===== Records for the exercise

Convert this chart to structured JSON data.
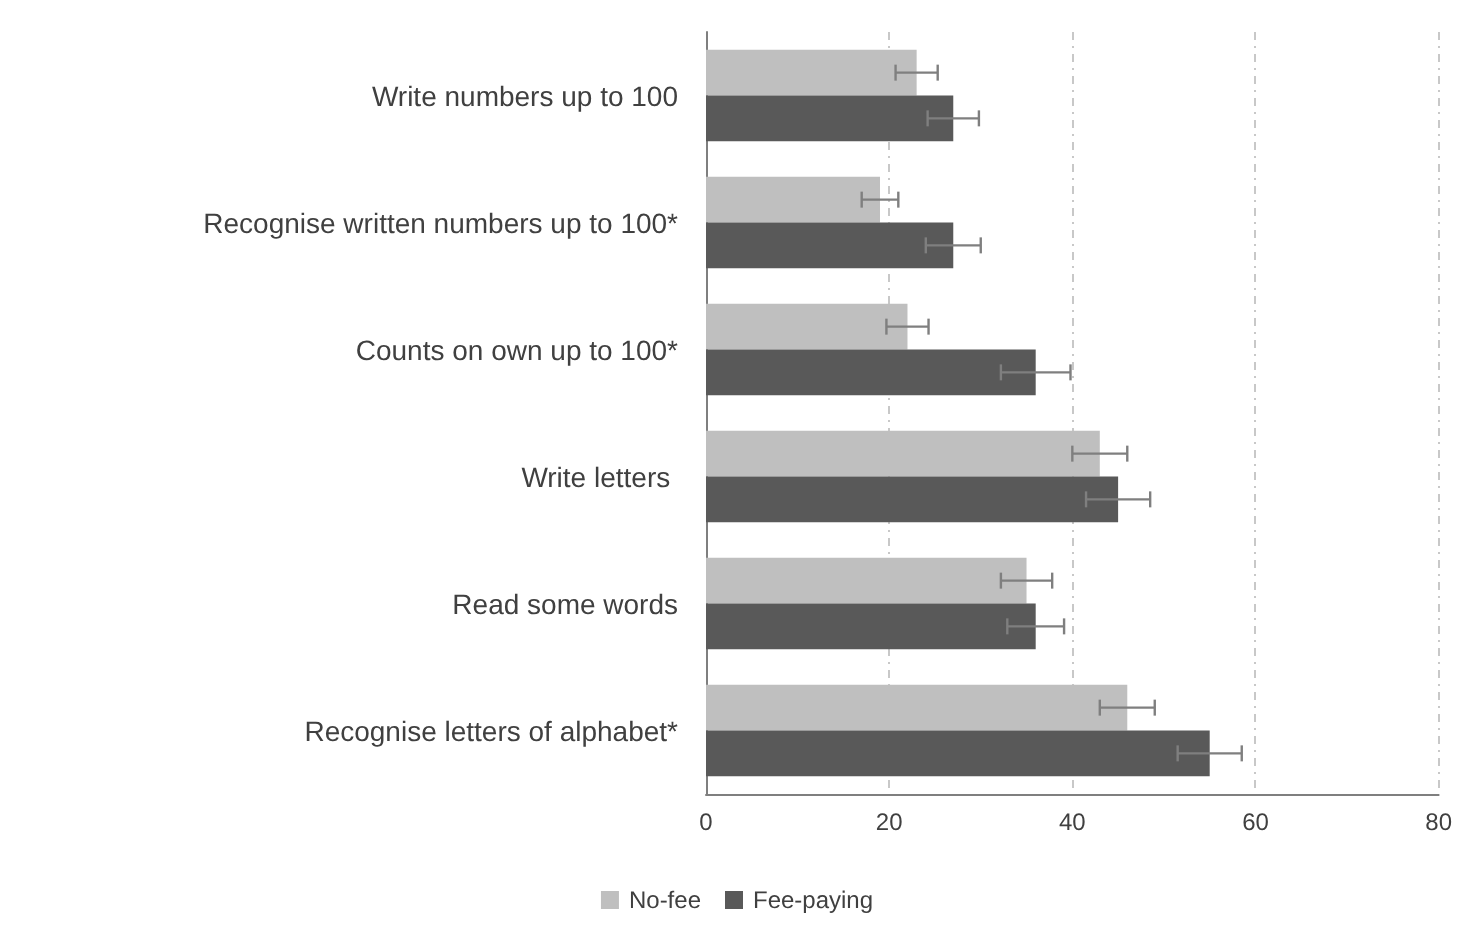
{
  "chart_data": {
    "type": "bar",
    "orientation": "horizontal",
    "categories": [
      "Write numbers up to 100",
      "Recognise written numbers up to 100*",
      "Counts on own up to 100*",
      "Write letters ",
      "Read some words",
      "Recognise letters of alphabet*"
    ],
    "series": [
      {
        "name": "No-fee",
        "color": "#bfbfbf",
        "values": [
          23,
          19,
          22,
          43,
          35,
          46
        ],
        "errors": [
          2.3,
          2,
          2.3,
          3,
          2.8,
          3
        ]
      },
      {
        "name": "Fee-paying",
        "color": "#595959",
        "values": [
          27,
          27,
          36,
          45,
          36,
          55
        ],
        "errors": [
          2.8,
          3,
          3.8,
          3.5,
          3.1,
          3.5
        ]
      }
    ],
    "xlim": [
      0,
      80
    ],
    "xticks": [
      0,
      20,
      40,
      60,
      80
    ],
    "grid": "x",
    "legend": "bottom"
  }
}
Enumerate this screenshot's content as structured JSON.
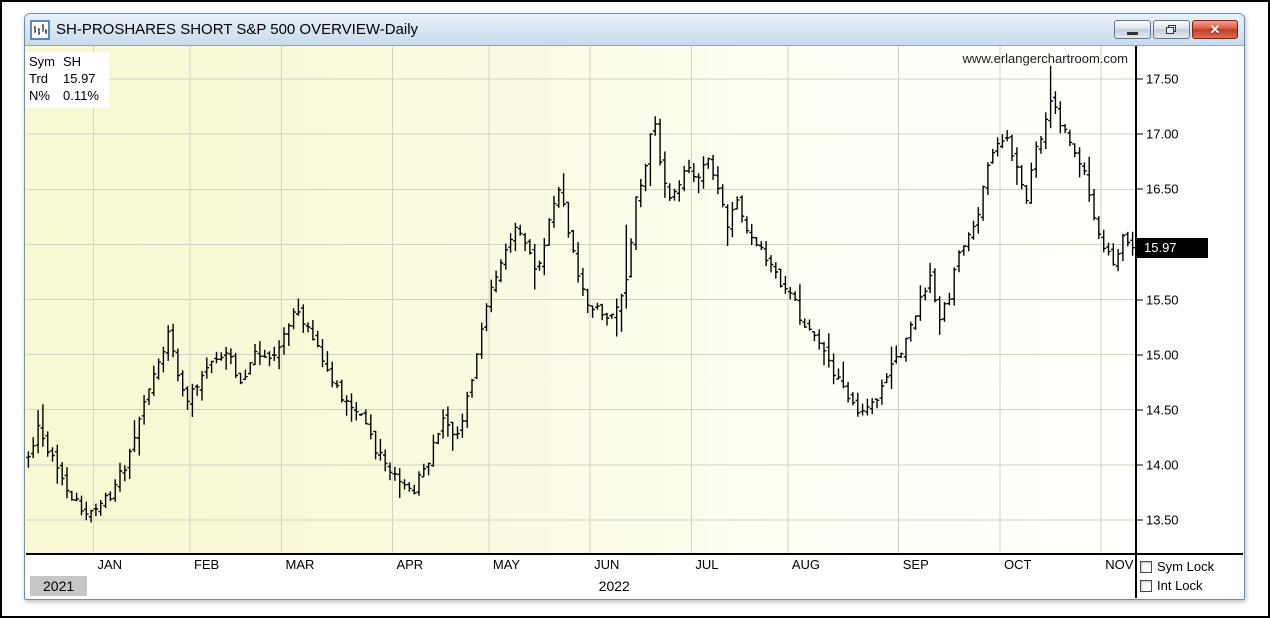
{
  "window": {
    "title": "SH-PROSHARES SHORT S&P 500 OVERVIEW-Daily",
    "controls": {
      "minimize": "minimize",
      "restore": "restore",
      "close": "close"
    }
  },
  "overlay": {
    "rows": [
      {
        "label": "Sym",
        "value": "SH"
      },
      {
        "label": "Trd",
        "value": "15.97"
      },
      {
        "label": "N%",
        "value": "0.11%"
      }
    ]
  },
  "watermark": "www.erlangerchartroom.com",
  "price_tag": "15.97",
  "footer": {
    "year_left": "2021",
    "year_center": "2022",
    "sym_lock": "Sym Lock",
    "int_lock": "Int Lock",
    "sym_lock_checked": false,
    "int_lock_checked": false
  },
  "colors": {
    "grid": "#d2d2c2",
    "bar": "#000000",
    "plot_bg_left": "#f8f8d2",
    "plot_bg_right": "#fffffd",
    "tag_bg": "#000000",
    "tag_fg": "#ffffff",
    "year_box_bg": "#c6c6c6",
    "titlebar_from": "#e9f1f9",
    "titlebar_to": "#c8dbed"
  },
  "chart_data": {
    "type": "bar",
    "subtype": "ohlc-daily",
    "symbol": "SH",
    "timeframe": "Daily",
    "last_price": 15.97,
    "net_change_pct": "0.11%",
    "ylim": [
      13.2,
      17.8
    ],
    "yticks": [
      13.5,
      14.0,
      14.5,
      15.0,
      15.5,
      16.0,
      16.5,
      17.0,
      17.5
    ],
    "grid": true,
    "axis_side": "right",
    "total_days": 230,
    "months": [
      {
        "label": "JAN",
        "start": 14
      },
      {
        "label": "FEB",
        "start": 34
      },
      {
        "label": "MAR",
        "start": 53
      },
      {
        "label": "APR",
        "start": 76
      },
      {
        "label": "MAY",
        "start": 96
      },
      {
        "label": "JUN",
        "start": 117
      },
      {
        "label": "JUL",
        "start": 138
      },
      {
        "label": "AUG",
        "start": 158
      },
      {
        "label": "SEP",
        "start": 181
      },
      {
        "label": "OCT",
        "start": 202
      },
      {
        "label": "NOV",
        "start": 223
      }
    ],
    "close_anchors": [
      [
        0,
        14.1
      ],
      [
        2,
        14.32
      ],
      [
        4,
        14.15
      ],
      [
        6,
        13.95
      ],
      [
        9,
        13.7
      ],
      [
        12,
        13.58
      ],
      [
        15,
        13.62
      ],
      [
        18,
        13.8
      ],
      [
        21,
        14.1
      ],
      [
        24,
        14.55
      ],
      [
        26,
        14.8
      ],
      [
        28,
        15.05
      ],
      [
        29,
        15.2
      ],
      [
        31,
        14.85
      ],
      [
        33,
        14.55
      ],
      [
        35,
        14.75
      ],
      [
        38,
        14.9
      ],
      [
        41,
        15.05
      ],
      [
        44,
        14.7
      ],
      [
        47,
        15.05
      ],
      [
        50,
        14.95
      ],
      [
        53,
        15.15
      ],
      [
        55,
        15.4
      ],
      [
        57,
        15.3
      ],
      [
        60,
        15.05
      ],
      [
        63,
        14.75
      ],
      [
        66,
        14.55
      ],
      [
        69,
        14.45
      ],
      [
        72,
        14.15
      ],
      [
        75,
        13.95
      ],
      [
        78,
        13.82
      ],
      [
        80,
        13.78
      ],
      [
        83,
        14.05
      ],
      [
        86,
        14.4
      ],
      [
        89,
        14.25
      ],
      [
        91,
        14.6
      ],
      [
        93,
        15.0
      ],
      [
        95,
        15.45
      ],
      [
        97,
        15.75
      ],
      [
        99,
        15.95
      ],
      [
        101,
        16.15
      ],
      [
        103,
        16.0
      ],
      [
        105,
        15.75
      ],
      [
        107,
        16.0
      ],
      [
        109,
        16.35
      ],
      [
        110,
        16.5
      ],
      [
        112,
        16.15
      ],
      [
        114,
        15.75
      ],
      [
        116,
        15.4
      ],
      [
        118,
        15.45
      ],
      [
        120,
        15.35
      ],
      [
        122,
        15.45
      ],
      [
        124,
        15.7
      ],
      [
        126,
        16.4
      ],
      [
        128,
        16.75
      ],
      [
        129,
        17.0
      ],
      [
        130,
        17.05
      ],
      [
        131,
        16.75
      ],
      [
        133,
        16.4
      ],
      [
        135,
        16.55
      ],
      [
        137,
        16.7
      ],
      [
        139,
        16.6
      ],
      [
        141,
        16.8
      ],
      [
        143,
        16.5
      ],
      [
        145,
        16.2
      ],
      [
        147,
        16.45
      ],
      [
        149,
        16.15
      ],
      [
        151,
        16.0
      ],
      [
        153,
        15.85
      ],
      [
        155,
        15.7
      ],
      [
        157,
        15.6
      ],
      [
        159,
        15.45
      ],
      [
        161,
        15.25
      ],
      [
        164,
        15.1
      ],
      [
        167,
        14.85
      ],
      [
        170,
        14.6
      ],
      [
        172,
        14.48
      ],
      [
        175,
        14.55
      ],
      [
        178,
        14.8
      ],
      [
        180,
        14.95
      ],
      [
        182,
        15.1
      ],
      [
        185,
        15.5
      ],
      [
        187,
        15.75
      ],
      [
        189,
        15.3
      ],
      [
        191,
        15.55
      ],
      [
        193,
        15.9
      ],
      [
        195,
        16.05
      ],
      [
        197,
        16.3
      ],
      [
        199,
        16.7
      ],
      [
        201,
        16.9
      ],
      [
        203,
        16.95
      ],
      [
        205,
        16.75
      ],
      [
        207,
        16.4
      ],
      [
        209,
        16.85
      ],
      [
        211,
        17.15
      ],
      [
        212,
        17.3
      ],
      [
        213,
        17.2
      ],
      [
        215,
        17.0
      ],
      [
        217,
        16.85
      ],
      [
        219,
        16.65
      ],
      [
        221,
        16.25
      ],
      [
        223,
        16.0
      ],
      [
        225,
        15.85
      ],
      [
        227,
        16.05
      ],
      [
        229,
        15.97
      ]
    ],
    "spikes": [
      {
        "day": 3,
        "high": 14.55
      },
      {
        "day": 12,
        "low": 13.5
      },
      {
        "day": 124,
        "high": 16.18
      },
      {
        "day": 189,
        "low": 15.18
      },
      {
        "day": 212,
        "high": 17.62
      }
    ]
  }
}
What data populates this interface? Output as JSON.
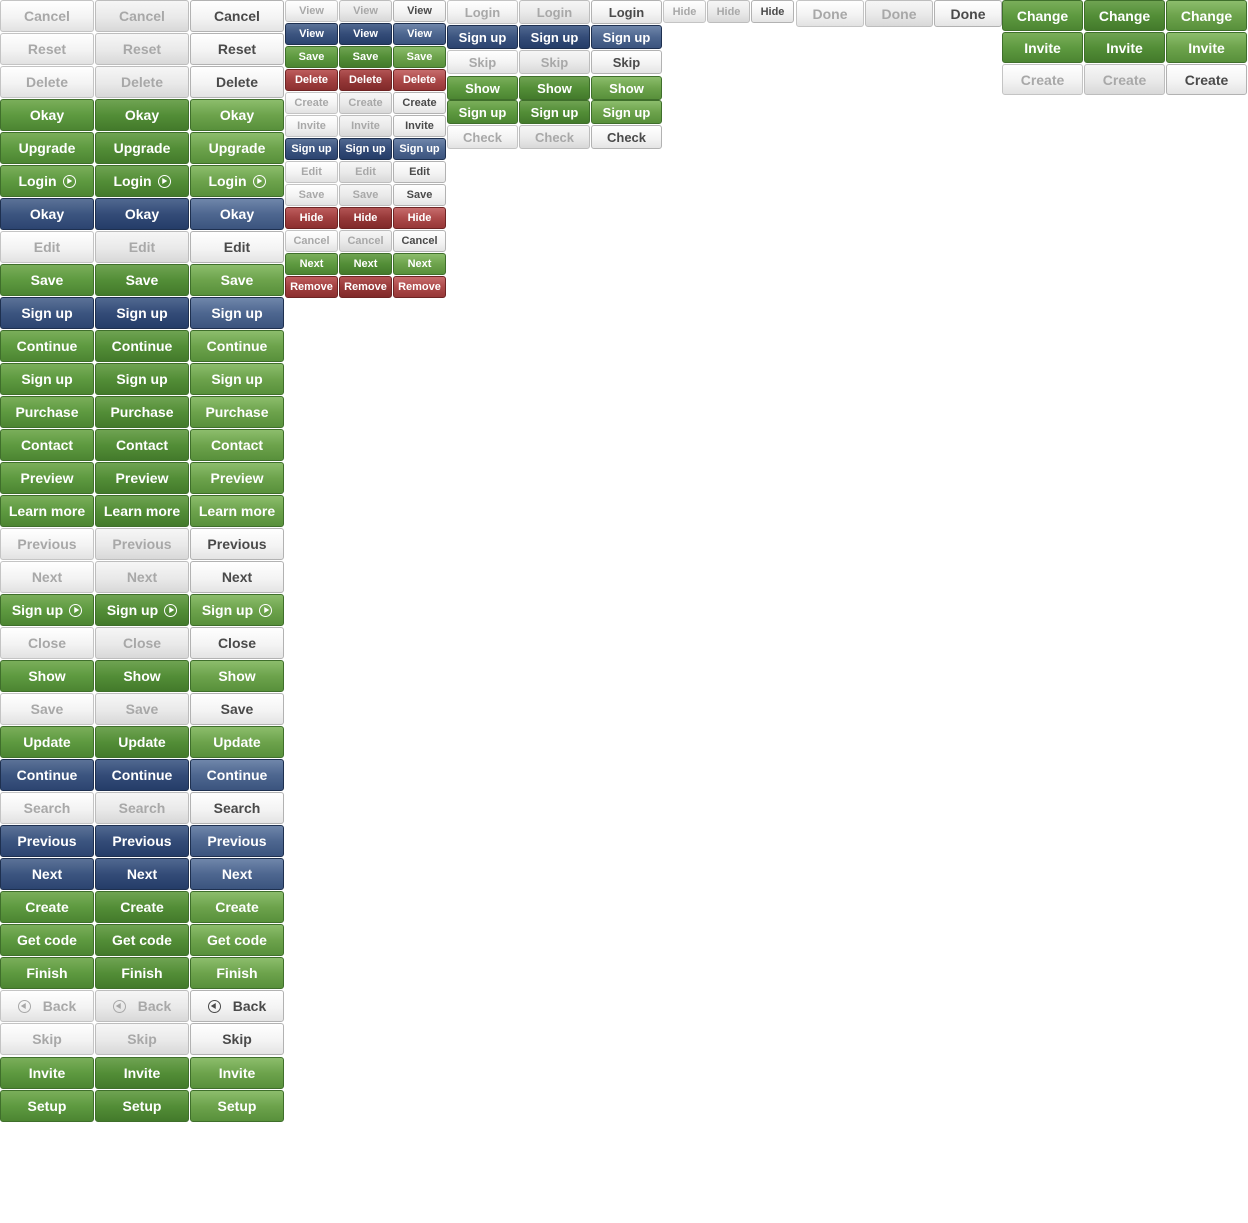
{
  "groups": [
    {
      "id": "large-column-set",
      "rows": [
        {
          "label": "Cancel",
          "color": "grey"
        },
        {
          "label": "Reset",
          "color": "grey"
        },
        {
          "label": "Delete",
          "color": "grey"
        },
        {
          "label": "Okay",
          "color": "green"
        },
        {
          "label": "Upgrade",
          "color": "green"
        },
        {
          "label": "Login",
          "color": "green",
          "icon": "play-circle-icon"
        },
        {
          "label": "Okay",
          "color": "blue"
        },
        {
          "label": "Edit",
          "color": "grey"
        },
        {
          "label": "Save",
          "color": "green"
        },
        {
          "label": "Sign up",
          "color": "blue"
        },
        {
          "label": "Continue",
          "color": "green"
        },
        {
          "label": "Sign up",
          "color": "green"
        },
        {
          "label": "Purchase",
          "color": "green"
        },
        {
          "label": "Contact",
          "color": "green"
        },
        {
          "label": "Preview",
          "color": "green"
        },
        {
          "label": "Learn more",
          "color": "green"
        },
        {
          "label": "Previous",
          "color": "grey"
        },
        {
          "label": "Next",
          "color": "grey"
        },
        {
          "label": "Sign up",
          "color": "green",
          "icon": "play-circle-icon"
        },
        {
          "label": "Close",
          "color": "grey"
        },
        {
          "label": "Show",
          "color": "green"
        },
        {
          "label": "Save",
          "color": "grey"
        },
        {
          "label": "Update",
          "color": "green"
        },
        {
          "label": "Continue",
          "color": "blue"
        },
        {
          "label": "Search",
          "color": "grey"
        },
        {
          "label": "Previous",
          "color": "blue"
        },
        {
          "label": "Next",
          "color": "blue"
        },
        {
          "label": "Create",
          "color": "green"
        },
        {
          "label": "Get code",
          "color": "green"
        },
        {
          "label": "Finish",
          "color": "green"
        },
        {
          "label": "Back",
          "color": "grey",
          "icon": "back-circle-icon"
        },
        {
          "label": "Skip",
          "color": "grey"
        },
        {
          "label": "Invite",
          "color": "green"
        },
        {
          "label": "Setup",
          "color": "green"
        }
      ]
    },
    {
      "id": "small-column-set",
      "rows": [
        {
          "label": "View",
          "color": "grey"
        },
        {
          "label": "View",
          "color": "blue"
        },
        {
          "label": "Save",
          "color": "green"
        },
        {
          "label": "Delete",
          "color": "red"
        },
        {
          "label": "Create",
          "color": "grey"
        },
        {
          "label": "Invite",
          "color": "grey"
        },
        {
          "label": "Sign up",
          "color": "blue"
        },
        {
          "label": "Edit",
          "color": "grey"
        },
        {
          "label": "Save",
          "color": "grey"
        },
        {
          "label": "Hide",
          "color": "red"
        },
        {
          "label": "Cancel",
          "color": "grey"
        },
        {
          "label": "Next",
          "color": "green"
        },
        {
          "label": "Remove",
          "color": "red"
        }
      ]
    },
    {
      "id": "medium-column-set",
      "rows": [
        {
          "label": "Login",
          "color": "grey"
        },
        {
          "label": "Sign up",
          "color": "blue"
        },
        {
          "label": "Skip",
          "color": "grey"
        },
        {
          "label": "Show",
          "color": "green"
        },
        {
          "label": "Sign up",
          "color": "green"
        },
        {
          "label": "Check",
          "color": "grey"
        }
      ]
    },
    {
      "id": "mini-hide-set",
      "rows": [
        {
          "label": "Hide",
          "color": "grey"
        }
      ]
    },
    {
      "id": "done-set",
      "rows": [
        {
          "label": "Done",
          "color": "grey"
        }
      ]
    },
    {
      "id": "right-column-set",
      "rows": [
        {
          "label": "Change",
          "color": "green"
        },
        {
          "label": "Invite",
          "color": "green"
        },
        {
          "label": "Create",
          "color": "grey"
        }
      ]
    }
  ],
  "colors": {
    "grey_text": "#a8a8a8",
    "grey_text_active": "#4a4a4a",
    "green": "#5e9a40",
    "blue": "#3c5580",
    "red": "#a24040",
    "background": "#ffffff"
  }
}
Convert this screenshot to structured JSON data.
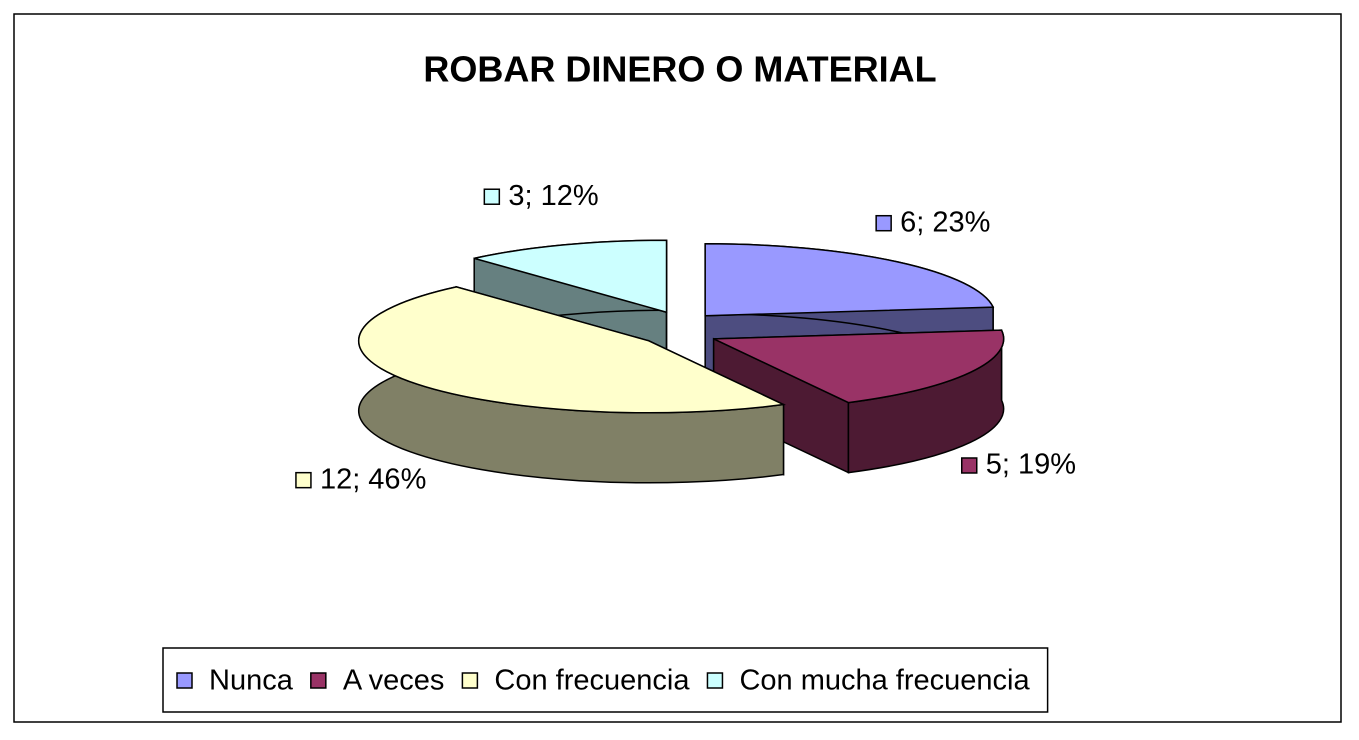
{
  "chart_data": {
    "type": "pie3d",
    "title": "ROBAR DINERO O MATERIAL",
    "categories": [
      "Nunca",
      "A veces",
      "Con frecuencia",
      "Con mucha frecuencia"
    ],
    "values": [
      6,
      5,
      12,
      3
    ],
    "value_labels": [
      "6; 23%",
      "5; 19%",
      "12; 46%",
      "3; 12%"
    ],
    "colors": [
      "#9999ff",
      "#993366",
      "#ffffcc",
      "#ccffff"
    ],
    "legend": "bottom"
  }
}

==========

• _Task details_:
Leave out every picture, and copy exactly the lines from the line that contains "Convert this screenshot" through the end of the material.

• _Response to the exercise_:
Convert this screenshot to structured JSON data.
{
  "chart_data": {
    "type": "pie3d",
    "title": "ROBAR DINERO O MATERIAL",
    "categories": [
      "Nunca",
      "A veces",
      "Con frecuencia",
      "Con mucha frecuencia"
    ],
    "values": [
      6,
      5,
      12,
      3
    ],
    "value_labels": [
      "6; 23%",
      "5; 19%",
      "12; 46%",
      "3; 12%"
    ],
    "colors": [
      "#9999ff",
      "#993366",
      "#ffffcc",
      "#ccffff"
    ],
    "legend": "bottom"
  }
}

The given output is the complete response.